Directions for this task: Nothing in the records may be left out or altered; reproduce them all exactly.
* BEGIN Supplied data *
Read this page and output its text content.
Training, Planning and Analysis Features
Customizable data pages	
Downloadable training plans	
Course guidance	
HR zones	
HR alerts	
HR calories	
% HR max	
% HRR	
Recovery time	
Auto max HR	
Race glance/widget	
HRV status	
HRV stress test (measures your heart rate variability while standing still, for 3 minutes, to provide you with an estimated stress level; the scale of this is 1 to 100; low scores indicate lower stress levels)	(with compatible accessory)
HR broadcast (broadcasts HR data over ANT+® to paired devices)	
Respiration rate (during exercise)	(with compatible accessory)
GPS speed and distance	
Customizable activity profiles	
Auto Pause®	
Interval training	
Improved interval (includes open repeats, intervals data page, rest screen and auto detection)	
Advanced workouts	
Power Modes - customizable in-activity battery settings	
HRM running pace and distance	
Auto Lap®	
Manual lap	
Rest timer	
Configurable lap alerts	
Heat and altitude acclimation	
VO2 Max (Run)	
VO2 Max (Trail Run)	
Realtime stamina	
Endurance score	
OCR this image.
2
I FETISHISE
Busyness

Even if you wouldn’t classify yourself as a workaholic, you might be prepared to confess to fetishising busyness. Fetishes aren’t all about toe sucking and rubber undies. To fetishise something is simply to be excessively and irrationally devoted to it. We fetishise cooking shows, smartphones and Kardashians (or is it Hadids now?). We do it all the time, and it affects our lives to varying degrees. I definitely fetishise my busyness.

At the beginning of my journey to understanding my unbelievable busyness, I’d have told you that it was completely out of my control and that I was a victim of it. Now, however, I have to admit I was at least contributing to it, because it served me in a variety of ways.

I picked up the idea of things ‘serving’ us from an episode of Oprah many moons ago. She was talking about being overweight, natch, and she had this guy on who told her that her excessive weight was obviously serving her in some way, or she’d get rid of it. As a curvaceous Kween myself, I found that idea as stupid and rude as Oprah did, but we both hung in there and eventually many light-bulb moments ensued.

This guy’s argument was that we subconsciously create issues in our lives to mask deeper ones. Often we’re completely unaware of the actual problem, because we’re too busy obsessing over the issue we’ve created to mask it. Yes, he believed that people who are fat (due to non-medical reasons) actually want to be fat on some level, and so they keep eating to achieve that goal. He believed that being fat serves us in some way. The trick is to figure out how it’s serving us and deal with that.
* END Supplied data *
Exercise output:
Read this page and output its text content.
Training, Planning and Analysis Features
Customizable data pages	
Downloadable training plans	
Course guidance	
HR zones	
HR alerts	
HR calories	
% HR max	
% HRR	
Recovery time	
Auto max HR	
Race glance/widget	
HRV status	
HRV stress test (measures your heart rate variability while standing still, for 3 minutes, to provide you with an estimated stress level; the scale of this is 1 to 100; low scores indicate lower stress levels)	(with compatible accessory)
HR broadcast (broadcasts HR data over ANT+® to paired devices)	
Respiration rate (during exercise)	(with compatible accessory)
GPS speed and distance	
Customizable activity profiles	
Auto Pause®	
Interval training	
Improved interval (includes open repeats, intervals data page, rest screen and auto detection)	
Advanced workouts	
Power Modes - customizable in-activity battery settings	
HRM running pace and distance	
Auto Lap®	
Manual lap	
Rest timer	
Configurable lap alerts	
Heat and altitude acclimation	
VO2 Max (Run)	
VO2 Max (Trail Run)	
Realtime stamina	
Endurance score	
OCR this image.
2
I FETISHISE
Busyness

Even if you wouldn’t classify yourself as a workaholic, you might be prepared to confess to fetishising busyness. Fetishes aren’t all about toe sucking and rubber undies. To fetishise something is simply to be excessively and irrationally devoted to it. We fetishise cooking shows, smartphones and Kardashians (or is it Hadids now?). We do it all the time, and it affects our lives to varying degrees. I definitely fetishise my busyness.

At the beginning of my journey to understanding my unbelievable busyness, I’d have told you that it was completely out of my control and that I was a victim of it. Now, however, I have to admit I was at least contributing to it, because it served me in a variety of ways.

I picked up the idea of things ‘serving’ us from an episode of Oprah many moons ago. She was talking about being overweight, natch, and she had this guy on who told her that her excessive weight was obviously serving her in some way, or she’d get rid of it. As a curvaceous Kween myself, I found that idea as stupid and rude as Oprah did, but we both hung in there and eventually many light-bulb moments ensued.

This guy’s argument was that we subconsciously create issues in our lives to mask deeper ones. Often we’re completely unaware of the actual problem, because we’re too busy obsessing over the issue we’ve created to mask it. Yes, he believed that people who are fat (due to non-medical reasons) actually want to be fat on some level, and so they keep eating to achieve that goal. He believed that being fat serves us in some way. The trick is to figure out how it’s serving us and deal with that.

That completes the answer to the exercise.